◆ **Exercise details**:
What follows are records. Restate all of them word for word.

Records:

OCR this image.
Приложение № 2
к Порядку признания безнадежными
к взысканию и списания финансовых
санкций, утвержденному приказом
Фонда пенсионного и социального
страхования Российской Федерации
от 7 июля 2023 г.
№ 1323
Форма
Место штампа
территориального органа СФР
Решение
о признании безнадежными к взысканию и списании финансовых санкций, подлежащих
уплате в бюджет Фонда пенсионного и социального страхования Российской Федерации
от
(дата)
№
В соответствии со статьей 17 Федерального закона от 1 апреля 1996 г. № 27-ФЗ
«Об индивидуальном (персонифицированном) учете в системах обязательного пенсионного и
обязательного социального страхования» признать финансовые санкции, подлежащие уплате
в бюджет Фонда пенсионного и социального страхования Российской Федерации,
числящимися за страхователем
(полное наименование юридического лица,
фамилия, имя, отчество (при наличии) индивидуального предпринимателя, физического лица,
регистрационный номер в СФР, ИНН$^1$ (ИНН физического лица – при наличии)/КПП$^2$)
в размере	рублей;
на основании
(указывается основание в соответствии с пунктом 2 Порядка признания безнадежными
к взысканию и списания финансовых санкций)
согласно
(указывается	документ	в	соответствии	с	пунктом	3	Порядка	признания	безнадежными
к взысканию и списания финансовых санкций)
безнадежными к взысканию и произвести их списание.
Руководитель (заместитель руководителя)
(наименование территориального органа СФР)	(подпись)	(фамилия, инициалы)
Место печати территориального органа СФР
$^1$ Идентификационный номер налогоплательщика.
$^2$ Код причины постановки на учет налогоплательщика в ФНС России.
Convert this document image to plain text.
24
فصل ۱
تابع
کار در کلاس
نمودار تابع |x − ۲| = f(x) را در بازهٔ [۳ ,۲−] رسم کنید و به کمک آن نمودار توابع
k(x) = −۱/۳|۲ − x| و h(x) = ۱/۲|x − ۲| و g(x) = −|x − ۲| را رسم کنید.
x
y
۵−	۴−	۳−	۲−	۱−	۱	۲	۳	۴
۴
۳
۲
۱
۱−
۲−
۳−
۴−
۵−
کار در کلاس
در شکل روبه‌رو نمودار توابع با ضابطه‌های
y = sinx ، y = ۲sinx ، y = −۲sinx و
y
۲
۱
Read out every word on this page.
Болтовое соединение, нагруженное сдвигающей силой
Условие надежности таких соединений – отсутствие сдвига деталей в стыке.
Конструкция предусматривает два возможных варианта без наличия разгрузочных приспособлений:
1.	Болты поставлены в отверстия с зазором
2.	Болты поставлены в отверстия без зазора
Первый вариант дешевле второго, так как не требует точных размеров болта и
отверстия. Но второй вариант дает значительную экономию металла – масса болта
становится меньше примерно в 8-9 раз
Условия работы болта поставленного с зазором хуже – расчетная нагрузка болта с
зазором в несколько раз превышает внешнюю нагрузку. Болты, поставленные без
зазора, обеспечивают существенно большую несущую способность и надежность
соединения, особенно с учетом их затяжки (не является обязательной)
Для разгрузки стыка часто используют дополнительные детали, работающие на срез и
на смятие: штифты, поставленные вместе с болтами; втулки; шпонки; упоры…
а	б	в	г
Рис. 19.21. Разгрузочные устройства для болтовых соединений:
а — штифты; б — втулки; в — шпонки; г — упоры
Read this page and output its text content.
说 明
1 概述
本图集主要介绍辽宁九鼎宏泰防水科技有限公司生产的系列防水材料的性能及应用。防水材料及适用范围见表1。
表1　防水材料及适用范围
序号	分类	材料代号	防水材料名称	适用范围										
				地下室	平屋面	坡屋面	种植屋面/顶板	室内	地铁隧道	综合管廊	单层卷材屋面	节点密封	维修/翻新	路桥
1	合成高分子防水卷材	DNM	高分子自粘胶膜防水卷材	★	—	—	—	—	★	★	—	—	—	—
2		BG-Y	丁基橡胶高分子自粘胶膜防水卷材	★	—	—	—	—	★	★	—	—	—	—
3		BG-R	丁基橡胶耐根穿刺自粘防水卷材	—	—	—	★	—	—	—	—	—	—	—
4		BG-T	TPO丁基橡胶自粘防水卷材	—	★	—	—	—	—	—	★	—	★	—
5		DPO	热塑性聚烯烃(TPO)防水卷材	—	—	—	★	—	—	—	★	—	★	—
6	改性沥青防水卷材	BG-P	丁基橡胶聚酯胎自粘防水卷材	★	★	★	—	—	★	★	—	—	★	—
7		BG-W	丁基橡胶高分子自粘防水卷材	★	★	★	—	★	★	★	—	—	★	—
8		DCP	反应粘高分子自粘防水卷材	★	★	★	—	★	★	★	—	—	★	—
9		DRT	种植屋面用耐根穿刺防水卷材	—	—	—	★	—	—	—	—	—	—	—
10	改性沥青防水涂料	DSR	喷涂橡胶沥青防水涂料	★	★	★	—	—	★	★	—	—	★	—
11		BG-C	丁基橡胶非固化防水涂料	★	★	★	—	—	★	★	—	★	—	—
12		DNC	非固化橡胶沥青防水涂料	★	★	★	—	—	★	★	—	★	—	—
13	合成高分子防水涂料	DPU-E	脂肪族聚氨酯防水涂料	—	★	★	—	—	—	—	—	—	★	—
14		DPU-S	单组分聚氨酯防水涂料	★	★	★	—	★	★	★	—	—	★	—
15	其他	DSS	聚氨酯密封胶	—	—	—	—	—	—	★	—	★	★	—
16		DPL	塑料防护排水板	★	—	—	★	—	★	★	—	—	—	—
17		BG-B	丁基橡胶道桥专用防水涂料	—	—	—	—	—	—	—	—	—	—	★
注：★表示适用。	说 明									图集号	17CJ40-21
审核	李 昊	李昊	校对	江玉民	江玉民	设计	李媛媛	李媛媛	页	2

◆ **Exercise solution**:
OCR this image.
Приложение № 2
к Порядку признания безнадежными
к взысканию и списания финансовых
санкций, утвержденному приказом
Фонда пенсионного и социального
страхования Российской Федерации
от 7 июля 2023 г.
№ 1323
Форма
Место штампа
территориального органа СФР
Решение
о признании безнадежными к взысканию и списании финансовых санкций, подлежащих
уплате в бюджет Фонда пенсионного и социального страхования Российской Федерации
от
(дата)
№
В соответствии со статьей 17 Федерального закона от 1 апреля 1996 г. № 27-ФЗ
«Об индивидуальном (персонифицированном) учете в системах обязательного пенсионного и
обязательного социального страхования» признать финансовые санкции, подлежащие уплате
в бюджет Фонда пенсионного и социального страхования Российской Федерации,
числящимися за страхователем
(полное наименование юридического лица,
фамилия, имя, отчество (при наличии) индивидуального предпринимателя, физического лица,
регистрационный номер в СФР, ИНН$^1$ (ИНН физического лица – при наличии)/КПП$^2$)
в размере	рублей;
на основании
(указывается основание в соответствии с пунктом 2 Порядка признания безнадежными
к взысканию и списания финансовых санкций)
согласно
(указывается	документ	в	соответствии	с	пунктом	3	Порядка	признания	безнадежными
к взысканию и списания финансовых санкций)
безнадежными к взысканию и произвести их списание.
Руководитель (заместитель руководителя)
(наименование территориального органа СФР)	(подпись)	(фамилия, инициалы)
Место печати территориального органа СФР
$^1$ Идентификационный номер налогоплательщика.
$^2$ Код причины постановки на учет налогоплательщика в ФНС России.
Convert this document image to plain text.
24
فصل ۱
تابع
کار در کلاس
نمودار تابع |x − ۲| = f(x) را در بازهٔ [۳ ,۲−] رسم کنید و به کمک آن نمودار توابع
k(x) = −۱/۳|۲ − x| و h(x) = ۱/۲|x − ۲| و g(x) = −|x − ۲| را رسم کنید.
x
y
۵−	۴−	۳−	۲−	۱−	۱	۲	۳	۴
۴
۳
۲
۱
۱−
۲−
۳−
۴−
۵−
کار در کلاس
در شکل روبه‌رو نمودار توابع با ضابطه‌های
y = sinx ، y = ۲sinx ، y = −۲sinx و
y
۲
۱
Read out every word on this page.
Болтовое соединение, нагруженное сдвигающей силой
Условие надежности таких соединений – отсутствие сдвига деталей в стыке.
Конструкция предусматривает два возможных варианта без наличия разгрузочных приспособлений:
1.	Болты поставлены в отверстия с зазором
2.	Болты поставлены в отверстия без зазора
Первый вариант дешевле второго, так как не требует точных размеров болта и
отверстия. Но второй вариант дает значительную экономию металла – масса болта
становится меньше примерно в 8-9 раз
Условия работы болта поставленного с зазором хуже – расчетная нагрузка болта с
зазором в несколько раз превышает внешнюю нагрузку. Болты, поставленные без
зазора, обеспечивают существенно большую несущую способность и надежность
соединения, особенно с учетом их затяжки (не является обязательной)
Для разгрузки стыка часто используют дополнительные детали, работающие на срез и
на смятие: штифты, поставленные вместе с болтами; втулки; шпонки; упоры…
а	б	в	г
Рис. 19.21. Разгрузочные устройства для болтовых соединений:
а — штифты; б — втулки; в — шпонки; г — упоры
Read this page and output its text content.
说 明
1 概述
本图集主要介绍辽宁九鼎宏泰防水科技有限公司生产的系列防水材料的性能及应用。防水材料及适用范围见表1。
表1　防水材料及适用范围
序号	分类	材料代号	防水材料名称	适用范围										
				地下室	平屋面	坡屋面	种植屋面/顶板	室内	地铁隧道	综合管廊	单层卷材屋面	节点密封	维修/翻新	路桥
1	合成高分子防水卷材	DNM	高分子自粘胶膜防水卷材	★	—	—	—	—	★	★	—	—	—	—
2		BG-Y	丁基橡胶高分子自粘胶膜防水卷材	★	—	—	—	—	★	★	—	—	—	—
3		BG-R	丁基橡胶耐根穿刺自粘防水卷材	—	—	—	★	—	—	—	—	—	—	—
4		BG-T	TPO丁基橡胶自粘防水卷材	—	★	—	—	—	—	—	★	—	★	—
5		DPO	热塑性聚烯烃(TPO)防水卷材	—	—	—	★	—	—	—	★	—	★	—
6	改性沥青防水卷材	BG-P	丁基橡胶聚酯胎自粘防水卷材	★	★	★	—	—	★	★	—	—	★	—
7		BG-W	丁基橡胶高分子自粘防水卷材	★	★	★	—	★	★	★	—	—	★	—
8		DCP	反应粘高分子自粘防水卷材	★	★	★	—	★	★	★	—	—	★	—
9		DRT	种植屋面用耐根穿刺防水卷材	—	—	—	★	—	—	—	—	—	—	—
10	改性沥青防水涂料	DSR	喷涂橡胶沥青防水涂料	★	★	★	—	—	★	★	—	—	★	—
11		BG-C	丁基橡胶非固化防水涂料	★	★	★	—	—	★	★	—	★	—	—
12		DNC	非固化橡胶沥青防水涂料	★	★	★	—	—	★	★	—	★	—	—
13	合成高分子防水涂料	DPU-E	脂肪族聚氨酯防水涂料	—	★	★	—	—	—	—	—	—	★	—
14		DPU-S	单组分聚氨酯防水涂料	★	★	★	—	★	★	★	—	—	★	—
15	其他	DSS	聚氨酯密封胶	—	—	—	—	—	—	★	—	★	★	—
16		DPL	塑料防护排水板	★	—	—	★	—	★	★	—	—	—	—
17		BG-B	丁基橡胶道桥专用防水涂料	—	—	—	—	—	—	—	—	—	—	★
注：★表示适用。	说 明									图集号	17CJ40-21
审核	李 昊	李昊	校对	江玉民	江玉民	设计	李媛媛	李媛媛	页	2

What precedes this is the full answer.